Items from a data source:
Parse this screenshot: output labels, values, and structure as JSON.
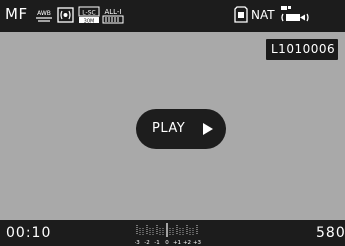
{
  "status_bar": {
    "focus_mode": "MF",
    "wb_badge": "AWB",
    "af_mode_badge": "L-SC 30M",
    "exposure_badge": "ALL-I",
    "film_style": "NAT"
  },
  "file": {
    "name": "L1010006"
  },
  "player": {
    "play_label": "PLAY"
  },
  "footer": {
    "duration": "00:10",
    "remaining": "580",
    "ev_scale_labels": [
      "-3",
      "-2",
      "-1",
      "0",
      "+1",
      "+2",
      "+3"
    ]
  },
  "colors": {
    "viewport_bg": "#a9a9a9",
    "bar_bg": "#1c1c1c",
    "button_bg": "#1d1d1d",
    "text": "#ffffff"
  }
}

> [Required task]: All the lines above are to be reproduced exactly, except the pictures.

> [Completed exercise]:
Parse this screenshot: output labels, values, and structure as JSON.
{
  "status_bar": {
    "focus_mode": "MF",
    "wb_badge": "AWB",
    "af_mode_badge": "L-SC 30M",
    "exposure_badge": "ALL-I",
    "film_style": "NAT"
  },
  "file": {
    "name": "L1010006"
  },
  "player": {
    "play_label": "PLAY"
  },
  "footer": {
    "duration": "00:10",
    "remaining": "580",
    "ev_scale_labels": [
      "-3",
      "-2",
      "-1",
      "0",
      "+1",
      "+2",
      "+3"
    ]
  },
  "colors": {
    "viewport_bg": "#a9a9a9",
    "bar_bg": "#1c1c1c",
    "button_bg": "#1d1d1d",
    "text": "#ffffff"
  }
}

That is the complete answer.